━━ Data to process

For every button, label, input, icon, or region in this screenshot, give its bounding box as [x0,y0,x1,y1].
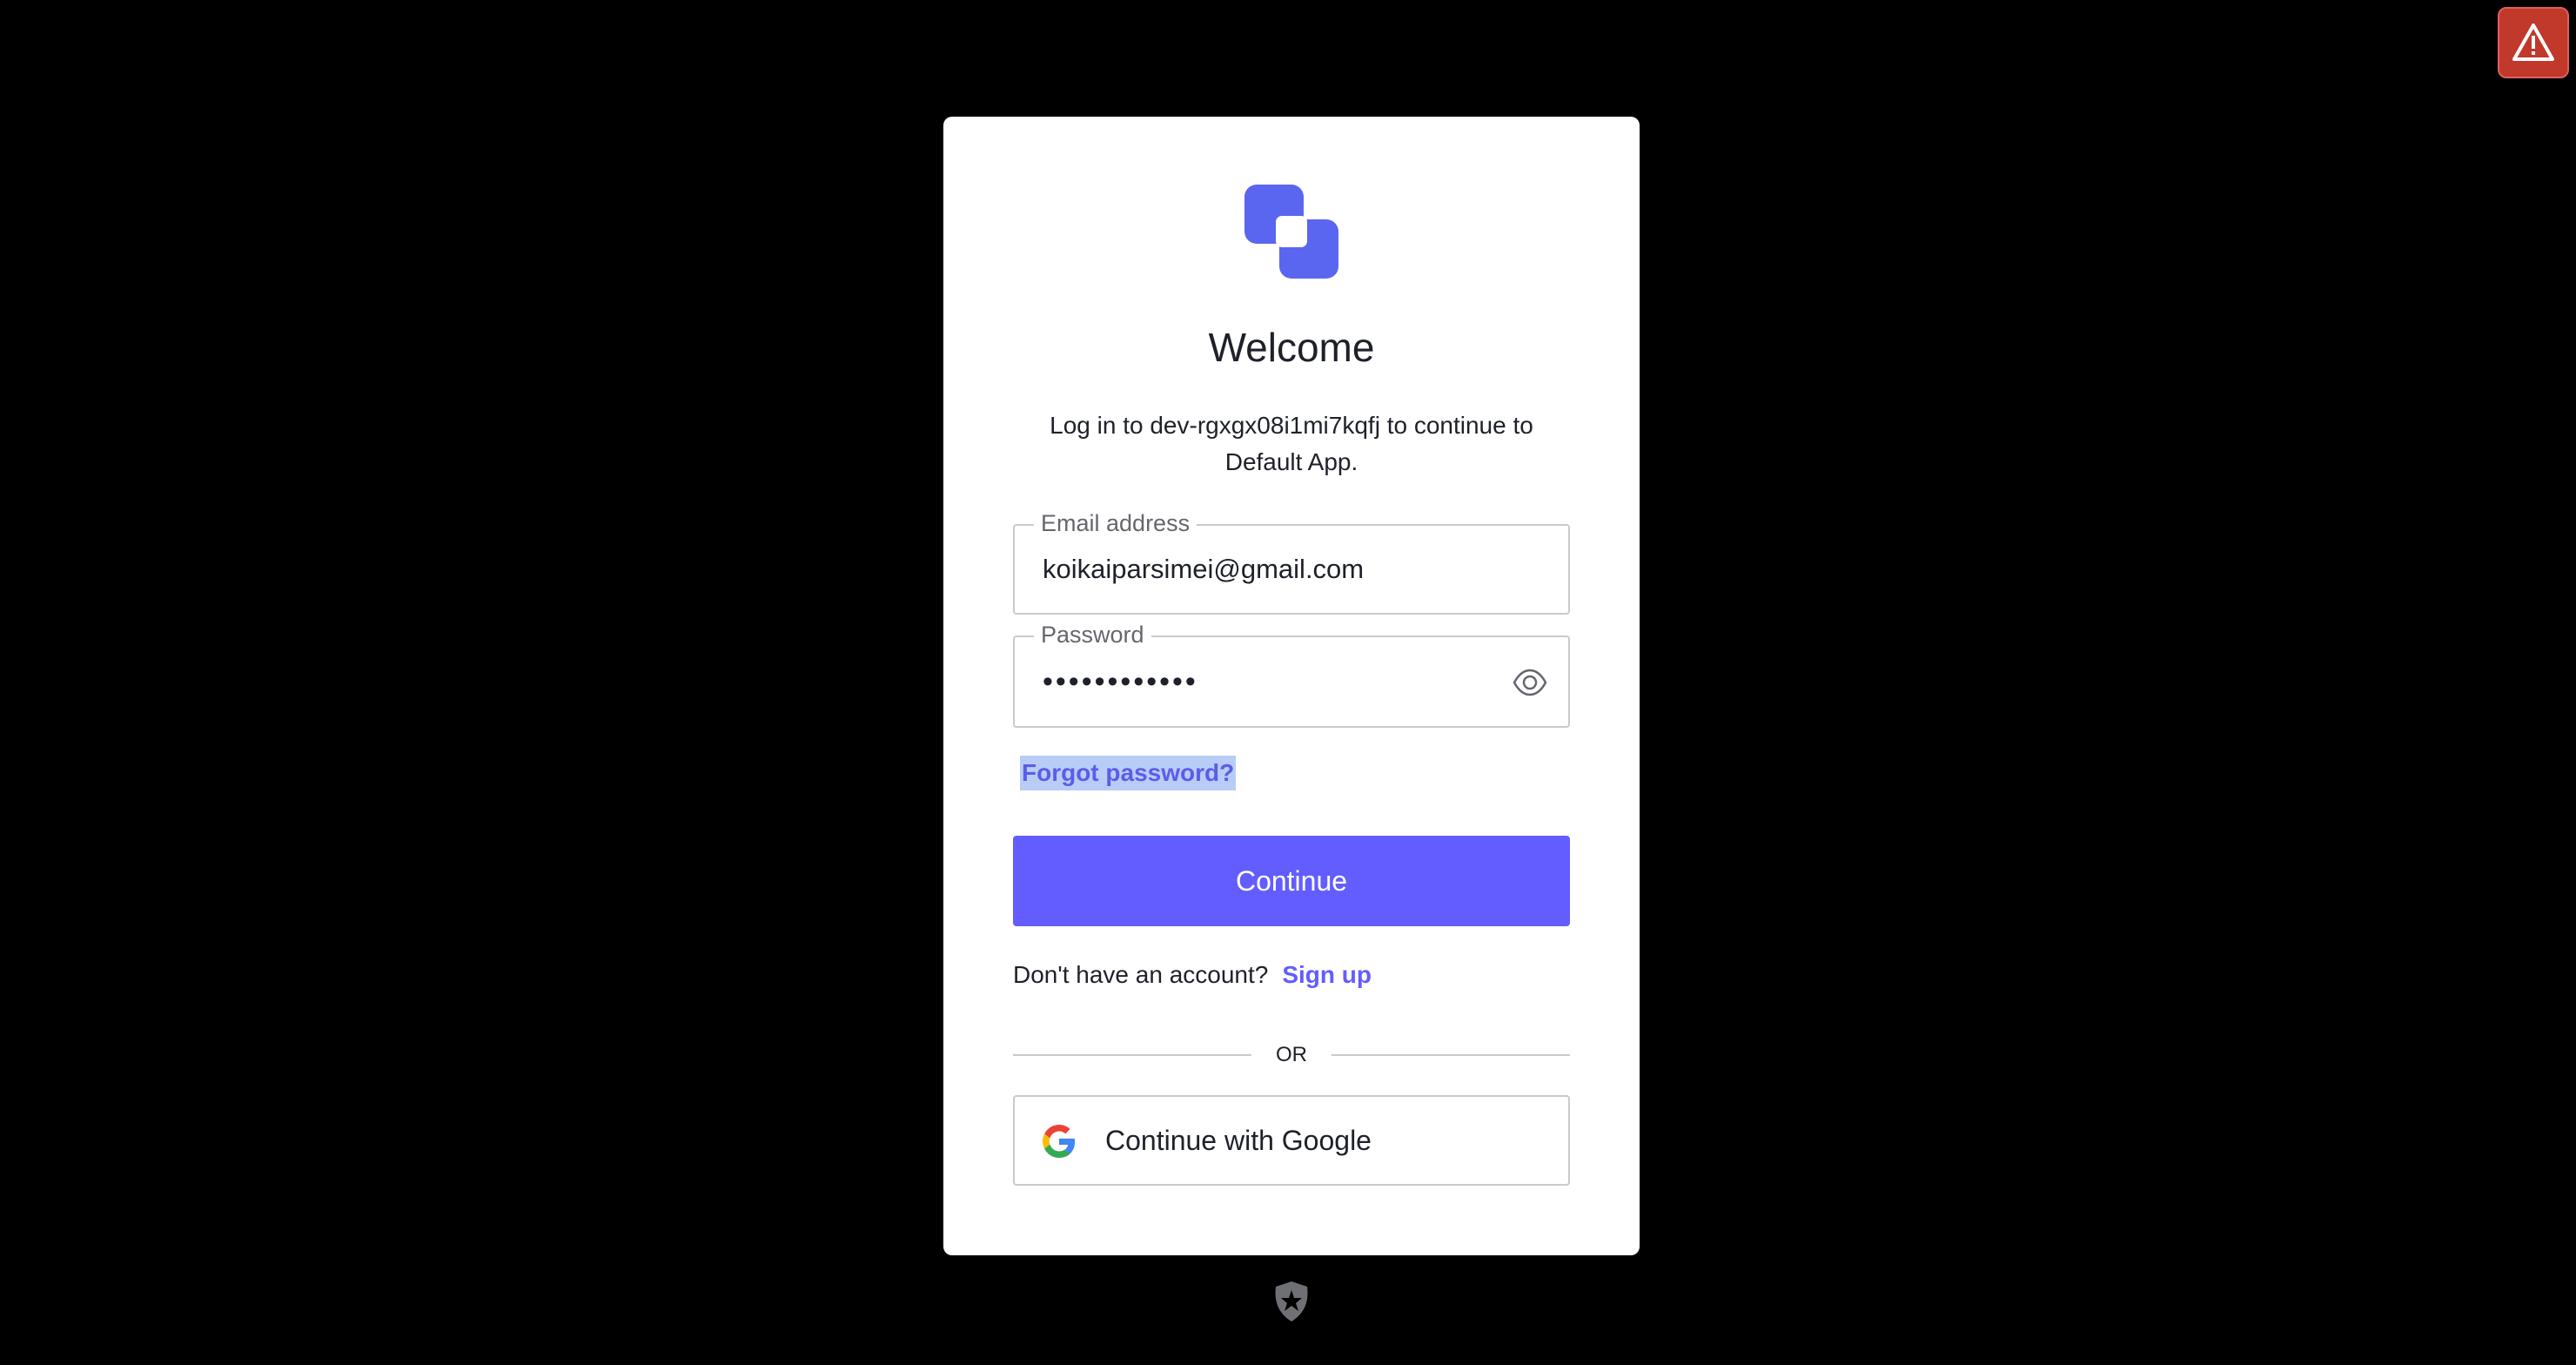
forgot-password-link[interactable]: Forgot password? [1020,756,1237,790]
continue-button[interactable]: Continue [1013,836,1570,926]
signup-row: Don't have an account? Sign up [1013,958,1372,992]
warning-button[interactable] [2498,7,2569,78]
signup-link[interactable]: Sign up [1282,958,1372,992]
warning-triangle-icon [2512,24,2554,61]
login-card: Welcome Log in to dev-rgxgx08i1mi7kqfj t… [943,117,1640,1255]
continue-with-google-button[interactable]: Continue with Google [1013,1095,1570,1186]
page-subtitle: Log in to dev-rgxgx08i1mi7kqfj to contin… [1050,412,1533,475]
or-divider: OR [1013,1039,1570,1071]
password-input[interactable]: •••••••••••• [1043,637,1198,726]
login-page: Welcome Log in to dev-rgxgx08i1mi7kqfj t… [0,0,2576,1365]
overlapping-squares-logo-icon [1244,185,1338,279]
google-button-label: Continue with Google [1105,1124,1372,1156]
password-field[interactable]: Password •••••••••••• [1013,620,1570,728]
google-g-icon [1043,1125,1076,1158]
email-input[interactable]: koikaiparsimei@gmail.com [1043,526,1364,613]
divider-line-right [1332,1054,1570,1056]
page-title: Welcome [1208,325,1375,370]
auth0-shield-icon [1275,1281,1308,1321]
signup-prompt: Don't have an account? [1013,961,1269,988]
divider-text: OR [1276,1043,1307,1066]
email-field[interactable]: Email address koikaiparsimei@gmail.com [1013,508,1570,615]
eye-icon[interactable] [1513,667,1547,698]
divider-line-left [1013,1054,1251,1056]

━━━━

* **Short task**
Transcribe every line of the records above without changing anything, and leave the pictures out.

* **Exercise output**
For every button, label, input, icon, or region in this screenshot, give its bounding box as [x0,y0,x1,y1].
forgot-password-link[interactable]: Forgot password? [1020,756,1237,790]
continue-button[interactable]: Continue [1013,836,1570,926]
signup-row: Don't have an account? Sign up [1013,958,1372,992]
warning-button[interactable] [2498,7,2569,78]
signup-link[interactable]: Sign up [1282,958,1372,992]
warning-triangle-icon [2512,24,2554,61]
login-card: Welcome Log in to dev-rgxgx08i1mi7kqfj t… [943,117,1640,1255]
continue-with-google-button[interactable]: Continue with Google [1013,1095,1570,1186]
page-subtitle: Log in to dev-rgxgx08i1mi7kqfj to contin… [1050,412,1533,475]
or-divider: OR [1013,1039,1570,1071]
password-input[interactable]: •••••••••••• [1043,637,1198,726]
login-page: Welcome Log in to dev-rgxgx08i1mi7kqfj t… [0,0,2576,1365]
overlapping-squares-logo-icon [1244,185,1338,279]
google-button-label: Continue with Google [1105,1124,1372,1156]
password-field[interactable]: Password •••••••••••• [1013,620,1570,728]
google-g-icon [1043,1125,1076,1158]
email-input[interactable]: koikaiparsimei@gmail.com [1043,526,1364,613]
divider-line-right [1332,1054,1570,1056]
page-title: Welcome [1208,325,1375,370]
auth0-shield-icon [1275,1281,1308,1321]
signup-prompt: Don't have an account? [1013,961,1269,988]
divider-text: OR [1276,1043,1307,1066]
email-field[interactable]: Email address koikaiparsimei@gmail.com [1013,508,1570,615]
eye-icon[interactable] [1513,667,1547,698]
divider-line-left [1013,1054,1251,1056]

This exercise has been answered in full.